The problem — Write every record out again exactly, and keep images out of it.

Extracted records —
:::

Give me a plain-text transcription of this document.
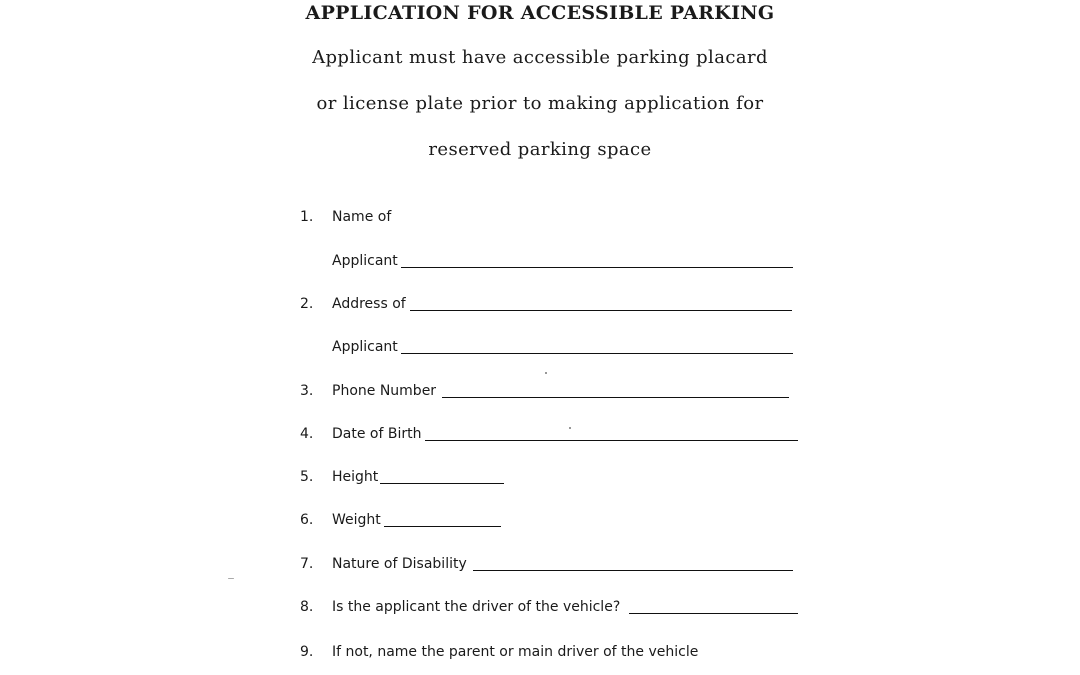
APPLICATION FOR ACCESSIBLE PARKING
Applicant must have accessible parking placard
or license plate prior to making application for
reserved parking space
1.	Name of
Applicant
2.	Address of
Applicant
3.	Phone Number
4.	Date of Birth
5.	Height
6.	Weight
7.	Nature of Disability
8.	Is the applicant the driver of the vehicle?
9.	If not, name the parent or main driver of the vehicle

:::

Written answer —
Give me a plain-text transcription of this document.
APPLICATION FOR ACCESSIBLE PARKING
Applicant must have accessible parking placard
or license plate prior to making application for
reserved parking space
1.	Name of
Applicant
2.	Address of
Applicant
3.	Phone Number
4.	Date of Birth
5.	Height
6.	Weight
7.	Nature of Disability
8.	Is the applicant the driver of the vehicle?
9.	If not, name the parent or main driver of the vehicle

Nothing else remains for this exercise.